• THE TASK: Only the pictures are to be left out; set down the rest of the records exactly.

════════════════════

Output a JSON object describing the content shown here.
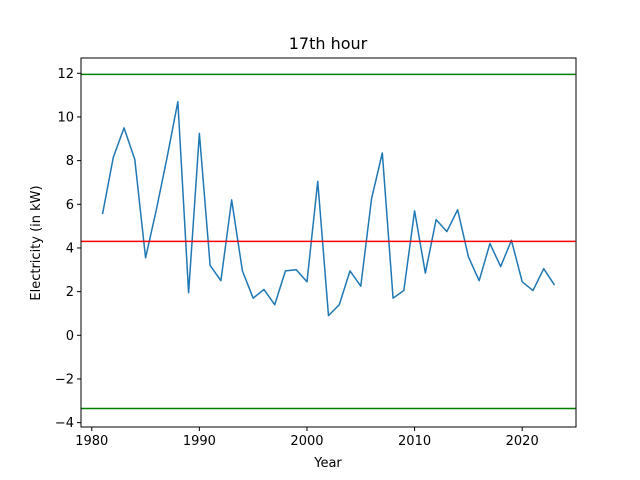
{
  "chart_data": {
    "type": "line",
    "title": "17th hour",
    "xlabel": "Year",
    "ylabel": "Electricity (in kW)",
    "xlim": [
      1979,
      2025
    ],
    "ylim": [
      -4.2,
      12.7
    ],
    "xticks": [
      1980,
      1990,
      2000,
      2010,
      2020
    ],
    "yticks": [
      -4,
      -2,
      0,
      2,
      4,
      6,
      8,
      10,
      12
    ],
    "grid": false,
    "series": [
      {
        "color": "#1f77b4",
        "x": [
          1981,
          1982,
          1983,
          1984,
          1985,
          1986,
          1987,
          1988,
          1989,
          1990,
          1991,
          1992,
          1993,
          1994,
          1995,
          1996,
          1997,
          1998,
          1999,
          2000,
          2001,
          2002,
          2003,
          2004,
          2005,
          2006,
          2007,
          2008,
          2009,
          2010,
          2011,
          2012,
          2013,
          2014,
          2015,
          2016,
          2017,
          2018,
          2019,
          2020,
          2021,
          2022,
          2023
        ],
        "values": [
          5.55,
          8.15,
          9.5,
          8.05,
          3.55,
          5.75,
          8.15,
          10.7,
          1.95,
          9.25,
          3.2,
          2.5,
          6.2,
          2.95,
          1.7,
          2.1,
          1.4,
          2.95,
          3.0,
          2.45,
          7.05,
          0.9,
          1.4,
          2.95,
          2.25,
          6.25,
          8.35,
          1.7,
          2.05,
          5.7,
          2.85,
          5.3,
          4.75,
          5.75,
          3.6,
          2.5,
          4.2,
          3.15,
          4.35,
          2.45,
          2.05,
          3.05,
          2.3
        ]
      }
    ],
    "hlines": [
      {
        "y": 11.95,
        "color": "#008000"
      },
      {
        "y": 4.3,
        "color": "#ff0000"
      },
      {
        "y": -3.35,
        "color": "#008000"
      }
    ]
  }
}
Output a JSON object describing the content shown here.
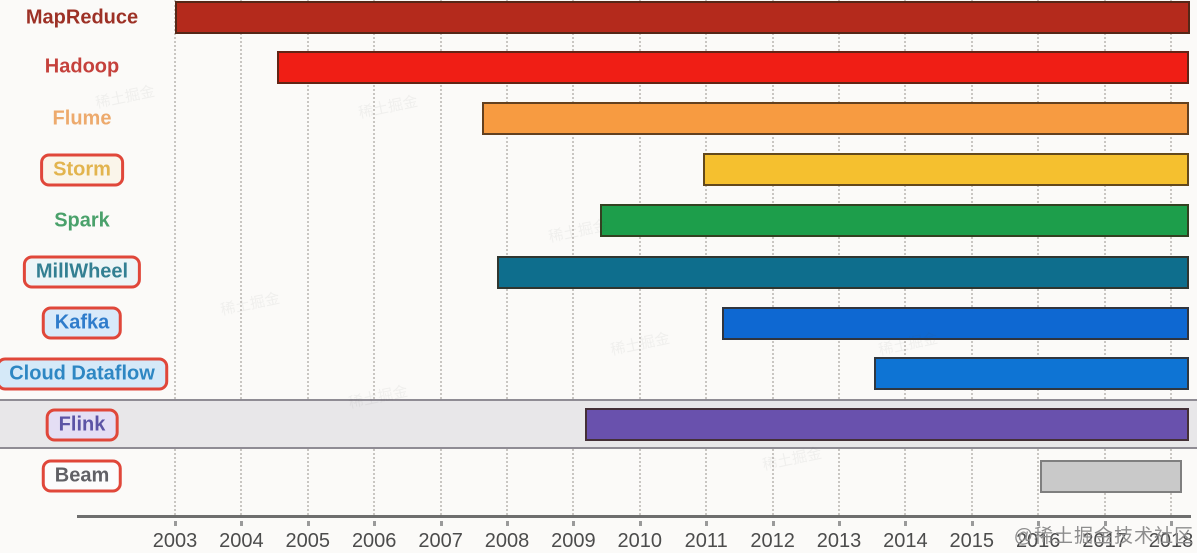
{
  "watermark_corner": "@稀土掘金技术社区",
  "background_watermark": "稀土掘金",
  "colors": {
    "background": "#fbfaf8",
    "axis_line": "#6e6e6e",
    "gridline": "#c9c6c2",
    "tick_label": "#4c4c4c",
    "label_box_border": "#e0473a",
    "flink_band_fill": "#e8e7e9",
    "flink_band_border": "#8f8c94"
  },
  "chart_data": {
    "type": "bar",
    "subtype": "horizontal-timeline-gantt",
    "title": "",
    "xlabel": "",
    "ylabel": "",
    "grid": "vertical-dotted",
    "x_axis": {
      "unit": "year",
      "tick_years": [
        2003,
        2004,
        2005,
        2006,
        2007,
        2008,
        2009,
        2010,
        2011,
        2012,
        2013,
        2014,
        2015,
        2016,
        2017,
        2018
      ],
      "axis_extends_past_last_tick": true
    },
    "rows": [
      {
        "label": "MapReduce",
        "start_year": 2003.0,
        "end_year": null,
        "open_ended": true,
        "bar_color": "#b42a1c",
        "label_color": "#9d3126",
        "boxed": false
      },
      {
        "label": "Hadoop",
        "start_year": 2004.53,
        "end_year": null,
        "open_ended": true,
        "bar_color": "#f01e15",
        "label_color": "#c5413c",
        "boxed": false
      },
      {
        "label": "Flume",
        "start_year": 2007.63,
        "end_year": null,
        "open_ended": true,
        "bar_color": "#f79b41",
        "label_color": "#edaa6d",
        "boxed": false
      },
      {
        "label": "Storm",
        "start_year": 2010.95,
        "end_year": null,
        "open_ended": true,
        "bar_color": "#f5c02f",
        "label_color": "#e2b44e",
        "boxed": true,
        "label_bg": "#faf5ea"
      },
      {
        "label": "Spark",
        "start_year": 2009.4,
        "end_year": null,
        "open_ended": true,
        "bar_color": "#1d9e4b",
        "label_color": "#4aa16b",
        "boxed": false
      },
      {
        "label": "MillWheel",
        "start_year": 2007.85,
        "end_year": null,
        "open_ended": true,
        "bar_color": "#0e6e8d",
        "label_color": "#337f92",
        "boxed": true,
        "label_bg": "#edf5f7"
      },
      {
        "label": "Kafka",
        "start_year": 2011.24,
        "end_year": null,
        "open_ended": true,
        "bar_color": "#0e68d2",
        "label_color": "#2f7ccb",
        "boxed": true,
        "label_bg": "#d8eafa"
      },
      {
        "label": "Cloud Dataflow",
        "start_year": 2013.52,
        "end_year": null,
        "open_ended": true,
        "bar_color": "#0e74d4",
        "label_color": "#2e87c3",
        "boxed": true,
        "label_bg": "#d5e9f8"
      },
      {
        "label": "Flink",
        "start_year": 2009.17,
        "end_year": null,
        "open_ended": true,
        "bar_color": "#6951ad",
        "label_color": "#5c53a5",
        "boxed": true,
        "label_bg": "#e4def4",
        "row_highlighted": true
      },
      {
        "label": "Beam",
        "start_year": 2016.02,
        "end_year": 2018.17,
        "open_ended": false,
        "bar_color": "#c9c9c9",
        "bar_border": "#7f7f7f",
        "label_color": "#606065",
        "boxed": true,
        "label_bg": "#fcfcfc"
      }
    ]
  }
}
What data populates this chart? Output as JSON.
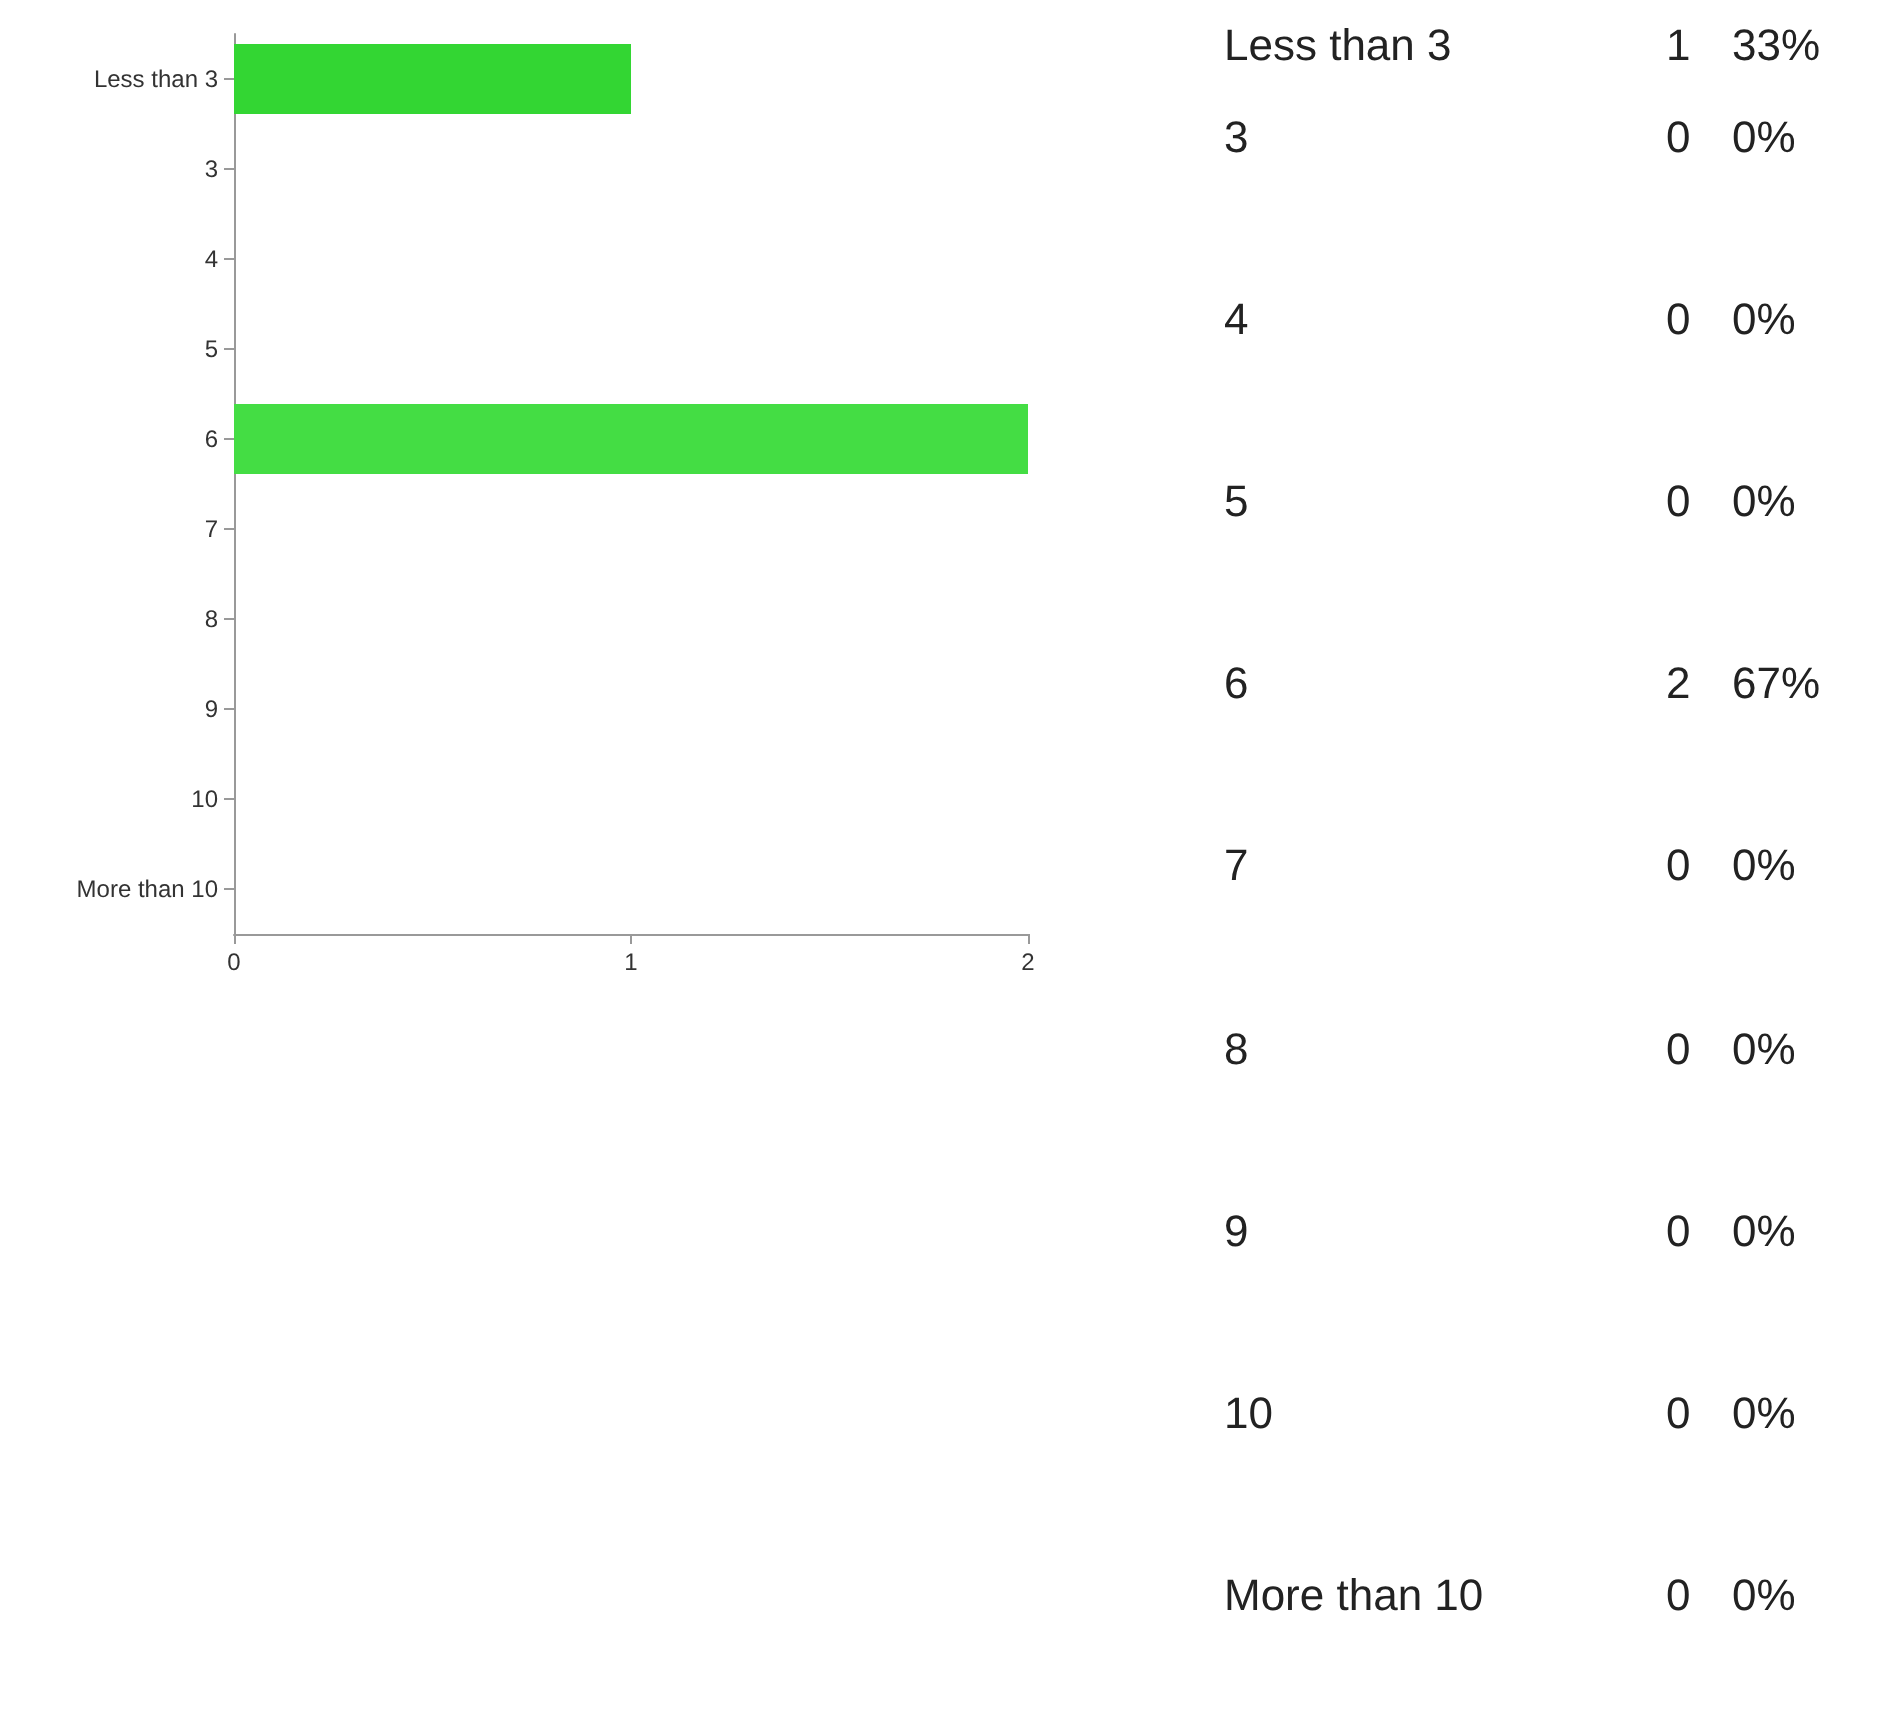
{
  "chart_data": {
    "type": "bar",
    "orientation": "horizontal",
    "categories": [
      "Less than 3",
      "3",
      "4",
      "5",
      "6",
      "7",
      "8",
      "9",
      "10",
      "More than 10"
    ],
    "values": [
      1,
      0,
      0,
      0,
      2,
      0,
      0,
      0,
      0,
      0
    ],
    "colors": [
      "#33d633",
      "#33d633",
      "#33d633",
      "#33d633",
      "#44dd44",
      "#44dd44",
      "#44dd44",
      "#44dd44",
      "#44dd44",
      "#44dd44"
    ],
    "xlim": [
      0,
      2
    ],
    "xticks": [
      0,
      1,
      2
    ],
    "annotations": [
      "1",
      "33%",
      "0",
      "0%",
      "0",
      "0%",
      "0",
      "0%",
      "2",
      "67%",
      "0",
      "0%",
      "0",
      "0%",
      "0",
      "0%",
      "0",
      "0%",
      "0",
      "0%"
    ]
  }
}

════════════════════

• ANSWER TO THE TASK:
Output a JSON object describing the content shown here.
{
  "chart_data": {
    "type": "line",
    "title": "17th hour",
    "xlabel": "Year",
    "ylabel": "Electricity (in kW)",
    "xlim": [
      1979,
      2025
    ],
    "ylim": [
      -4.2,
      12.7
    ],
    "xticks": [
      1980,
      1990,
      2000,
      2010,
      2020
    ],
    "yticks": [
      -4,
      -2,
      0,
      2,
      4,
      6,
      8,
      10,
      12
    ],
    "grid": false,
    "series": [
      {
        "color": "#1f77b4",
        "x": [
          1981,
          1982,
          1983,
          1984,
          1985,
          1986,
          1987,
          1988,
          1989,
          1990,
          1991,
          1992,
          1993,
          1994,
          1995,
          1996,
          1997,
          1998,
          1999,
          2000,
          2001,
          2002,
          2003,
          2004,
          2005,
          2006,
          2007,
          2008,
          2009,
          2010,
          2011,
          2012,
          2013,
          2014,
          2015,
          2016,
          2017,
          2018,
          2019,
          2020,
          2021,
          2022,
          2023
        ],
        "values": [
          5.55,
          8.15,
          9.5,
          8.05,
          3.55,
          5.75,
          8.15,
          10.7,
          1.95,
          9.25,
          3.2,
          2.5,
          6.2,
          2.95,
          1.7,
          2.1,
          1.4,
          2.95,
          3.0,
          2.45,
          7.05,
          0.9,
          1.4,
          2.95,
          2.25,
          6.25,
          8.35,
          1.7,
          2.05,
          5.7,
          2.85,
          5.3,
          4.75,
          5.75,
          3.6,
          2.5,
          4.2,
          3.15,
          4.35,
          2.45,
          2.05,
          3.05,
          2.3
        ]
      }
    ],
    "hlines": [
      {
        "y": 11.95,
        "color": "#008000"
      },
      {
        "y": 4.3,
        "color": "#ff0000"
      },
      {
        "y": -3.35,
        "color": "#008000"
      }
    ]
  }
}
Output a JSON object describing the content shown here.
{
  "watermark_corner": "@稀土掘金技术社区",
  "background_watermark": "稀土掘金",
  "colors": {
    "background": "#fbfaf8",
    "axis_line": "#6e6e6e",
    "gridline": "#c9c6c2",
    "tick_label": "#4c4c4c",
    "label_box_border": "#e0473a",
    "flink_band_fill": "#e8e7e9",
    "flink_band_border": "#8f8c94"
  },
  "chart_data": {
    "type": "bar",
    "subtype": "horizontal-timeline-gantt",
    "title": "",
    "xlabel": "",
    "ylabel": "",
    "grid": "vertical-dotted",
    "x_axis": {
      "unit": "year",
      "tick_years": [
        2003,
        2004,
        2005,
        2006,
        2007,
        2008,
        2009,
        2010,
        2011,
        2012,
        2013,
        2014,
        2015,
        2016,
        2017,
        2018
      ],
      "axis_extends_past_last_tick": true
    },
    "rows": [
      {
        "label": "MapReduce",
        "start_year": 2003.0,
        "end_year": null,
        "open_ended": true,
        "bar_color": "#b42a1c",
        "label_color": "#9d3126",
        "boxed": false
      },
      {
        "label": "Hadoop",
        "start_year": 2004.53,
        "end_year": null,
        "open_ended": true,
        "bar_color": "#f01e15",
        "label_color": "#c5413c",
        "boxed": false
      },
      {
        "label": "Flume",
        "start_year": 2007.63,
        "end_year": null,
        "open_ended": true,
        "bar_color": "#f79b41",
        "label_color": "#edaa6d",
        "boxed": false
      },
      {
        "label": "Storm",
        "start_year": 2010.95,
        "end_year": null,
        "open_ended": true,
        "bar_color": "#f5c02f",
        "label_color": "#e2b44e",
        "boxed": true,
        "label_bg": "#faf5ea"
      },
      {
        "label": "Spark",
        "start_year": 2009.4,
        "end_year": null,
        "open_ended": true,
        "bar_color": "#1d9e4b",
        "label_color": "#4aa16b",
        "boxed": false
      },
      {
        "label": "MillWheel",
        "start_year": 2007.85,
        "end_year": null,
        "open_ended": true,
        "bar_color": "#0e6e8d",
        "label_color": "#337f92",
        "boxed": true,
        "label_bg": "#edf5f7"
      },
      {
        "label": "Kafka",
        "start_year": 2011.24,
        "end_year": null,
        "open_ended": true,
        "bar_color": "#0e68d2",
        "label_color": "#2f7ccb",
        "boxed": true,
        "label_bg": "#d8eafa"
      },
      {
        "label": "Cloud Dataflow",
        "start_year": 2013.52,
        "end_year": null,
        "open_ended": true,
        "bar_color": "#0e74d4",
        "label_color": "#2e87c3",
        "boxed": true,
        "label_bg": "#d5e9f8"
      },
      {
        "label": "Flink",
        "start_year": 2009.17,
        "end_year": null,
        "open_ended": true,
        "bar_color": "#6951ad",
        "label_color": "#5c53a5",
        "boxed": true,
        "label_bg": "#e4def4",
        "row_highlighted": true
      },
      {
        "label": "Beam",
        "start_year": 2016.02,
        "end_year": 2018.17,
        "open_ended": false,
        "bar_color": "#c9c9c9",
        "bar_border": "#7f7f7f",
        "label_color": "#606065",
        "boxed": true,
        "label_bg": "#fcfcfc"
      }
    ]
  }
}
What data populates this chart? Output as JSON.
{
  "chart_data": {
    "type": "bar",
    "orientation": "horizontal",
    "categories": [
      "Less than 3",
      "3",
      "4",
      "5",
      "6",
      "7",
      "8",
      "9",
      "10",
      "More than 10"
    ],
    "values": [
      1,
      0,
      0,
      0,
      2,
      0,
      0,
      0,
      0,
      0
    ],
    "colors": [
      "#33d633",
      "#33d633",
      "#33d633",
      "#33d633",
      "#44dd44",
      "#44dd44",
      "#44dd44",
      "#44dd44",
      "#44dd44",
      "#44dd44"
    ],
    "xlim": [
      0,
      2
    ],
    "xticks": [
      0,
      1,
      2
    ],
    "annotations": [
      "1",
      "33%",
      "0",
      "0%",
      "0",
      "0%",
      "0",
      "0%",
      "2",
      "67%",
      "0",
      "0%",
      "0",
      "0%",
      "0",
      "0%",
      "0",
      "0%",
      "0",
      "0%"
    ]
  }
}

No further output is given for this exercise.